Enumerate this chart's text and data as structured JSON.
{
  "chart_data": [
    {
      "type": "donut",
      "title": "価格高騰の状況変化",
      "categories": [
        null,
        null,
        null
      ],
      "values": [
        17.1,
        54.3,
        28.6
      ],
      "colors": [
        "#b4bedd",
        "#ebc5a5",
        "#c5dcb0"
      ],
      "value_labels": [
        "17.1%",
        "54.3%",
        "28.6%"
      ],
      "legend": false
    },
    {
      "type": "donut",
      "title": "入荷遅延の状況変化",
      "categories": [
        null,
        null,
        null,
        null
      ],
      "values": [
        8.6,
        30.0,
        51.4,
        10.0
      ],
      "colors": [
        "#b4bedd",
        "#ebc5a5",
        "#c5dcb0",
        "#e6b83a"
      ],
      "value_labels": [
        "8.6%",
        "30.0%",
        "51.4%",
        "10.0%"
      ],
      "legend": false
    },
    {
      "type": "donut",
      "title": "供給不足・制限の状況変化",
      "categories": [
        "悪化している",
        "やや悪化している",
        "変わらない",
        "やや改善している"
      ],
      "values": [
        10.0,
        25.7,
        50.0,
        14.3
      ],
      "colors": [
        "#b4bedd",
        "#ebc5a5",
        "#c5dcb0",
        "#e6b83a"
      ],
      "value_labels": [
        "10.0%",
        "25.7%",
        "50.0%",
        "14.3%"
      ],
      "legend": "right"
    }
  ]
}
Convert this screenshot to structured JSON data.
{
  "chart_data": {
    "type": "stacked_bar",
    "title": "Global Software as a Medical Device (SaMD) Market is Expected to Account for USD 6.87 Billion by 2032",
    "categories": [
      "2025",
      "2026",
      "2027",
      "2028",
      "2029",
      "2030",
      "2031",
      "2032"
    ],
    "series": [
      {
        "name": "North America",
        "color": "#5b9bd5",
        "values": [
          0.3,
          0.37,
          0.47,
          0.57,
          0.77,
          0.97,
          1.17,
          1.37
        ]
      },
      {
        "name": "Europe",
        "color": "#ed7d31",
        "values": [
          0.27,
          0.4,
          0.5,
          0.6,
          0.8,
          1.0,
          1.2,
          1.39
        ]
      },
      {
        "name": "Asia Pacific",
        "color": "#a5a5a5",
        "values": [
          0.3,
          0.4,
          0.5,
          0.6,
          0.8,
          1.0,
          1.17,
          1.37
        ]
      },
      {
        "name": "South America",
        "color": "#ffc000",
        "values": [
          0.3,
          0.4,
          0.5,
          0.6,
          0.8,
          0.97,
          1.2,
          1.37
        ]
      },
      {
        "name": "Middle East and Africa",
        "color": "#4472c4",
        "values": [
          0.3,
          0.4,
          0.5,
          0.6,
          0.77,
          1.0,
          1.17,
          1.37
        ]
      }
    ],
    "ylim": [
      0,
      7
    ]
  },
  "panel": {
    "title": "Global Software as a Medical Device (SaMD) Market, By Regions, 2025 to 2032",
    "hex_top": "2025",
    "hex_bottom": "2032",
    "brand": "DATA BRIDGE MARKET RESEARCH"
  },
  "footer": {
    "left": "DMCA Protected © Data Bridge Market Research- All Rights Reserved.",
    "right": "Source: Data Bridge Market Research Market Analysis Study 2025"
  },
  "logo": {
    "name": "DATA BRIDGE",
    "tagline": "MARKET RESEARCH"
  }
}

» **SET EXERCISE**
Each line of the listing above should be output exactly.

» **TASK RESULT**
Enumerate this chart's text and data as structured JSON.
{
  "chart_data": [
    {
      "type": "donut",
      "title": "価格高騰の状況変化",
      "categories": [
        null,
        null,
        null
      ],
      "values": [
        17.1,
        54.3,
        28.6
      ],
      "colors": [
        "#b4bedd",
        "#ebc5a5",
        "#c5dcb0"
      ],
      "value_labels": [
        "17.1%",
        "54.3%",
        "28.6%"
      ],
      "legend": false
    },
    {
      "type": "donut",
      "title": "入荷遅延の状況変化",
      "categories": [
        null,
        null,
        null,
        null
      ],
      "values": [
        8.6,
        30.0,
        51.4,
        10.0
      ],
      "colors": [
        "#b4bedd",
        "#ebc5a5",
        "#c5dcb0",
        "#e6b83a"
      ],
      "value_labels": [
        "8.6%",
        "30.0%",
        "51.4%",
        "10.0%"
      ],
      "legend": false
    },
    {
      "type": "donut",
      "title": "供給不足・制限の状況変化",
      "categories": [
        "悪化している",
        "やや悪化している",
        "変わらない",
        "やや改善している"
      ],
      "values": [
        10.0,
        25.7,
        50.0,
        14.3
      ],
      "colors": [
        "#b4bedd",
        "#ebc5a5",
        "#c5dcb0",
        "#e6b83a"
      ],
      "value_labels": [
        "10.0%",
        "25.7%",
        "50.0%",
        "14.3%"
      ],
      "legend": "right"
    }
  ]
}
Convert this screenshot to structured JSON data.
{
  "chart_data": {
    "type": "stacked_bar",
    "title": "Global Software as a Medical Device (SaMD) Market is Expected to Account for USD 6.87 Billion by 2032",
    "categories": [
      "2025",
      "2026",
      "2027",
      "2028",
      "2029",
      "2030",
      "2031",
      "2032"
    ],
    "series": [
      {
        "name": "North America",
        "color": "#5b9bd5",
        "values": [
          0.3,
          0.37,
          0.47,
          0.57,
          0.77,
          0.97,
          1.17,
          1.37
        ]
      },
      {
        "name": "Europe",
        "color": "#ed7d31",
        "values": [
          0.27,
          0.4,
          0.5,
          0.6,
          0.8,
          1.0,
          1.2,
          1.39
        ]
      },
      {
        "name": "Asia Pacific",
        "color": "#a5a5a5",
        "values": [
          0.3,
          0.4,
          0.5,
          0.6,
          0.8,
          1.0,
          1.17,
          1.37
        ]
      },
      {
        "name": "South America",
        "color": "#ffc000",
        "values": [
          0.3,
          0.4,
          0.5,
          0.6,
          0.8,
          0.97,
          1.2,
          1.37
        ]
      },
      {
        "name": "Middle East and Africa",
        "color": "#4472c4",
        "values": [
          0.3,
          0.4,
          0.5,
          0.6,
          0.77,
          1.0,
          1.17,
          1.37
        ]
      }
    ],
    "ylim": [
      0,
      7
    ]
  },
  "panel": {
    "title": "Global Software as a Medical Device (SaMD) Market, By Regions, 2025 to 2032",
    "hex_top": "2025",
    "hex_bottom": "2032",
    "brand": "DATA BRIDGE MARKET RESEARCH"
  },
  "footer": {
    "left": "DMCA Protected © Data Bridge Market Research- All Rights Reserved.",
    "right": "Source: Data Bridge Market Research Market Analysis Study 2025"
  },
  "logo": {
    "name": "DATA BRIDGE",
    "tagline": "MARKET RESEARCH"
  }
}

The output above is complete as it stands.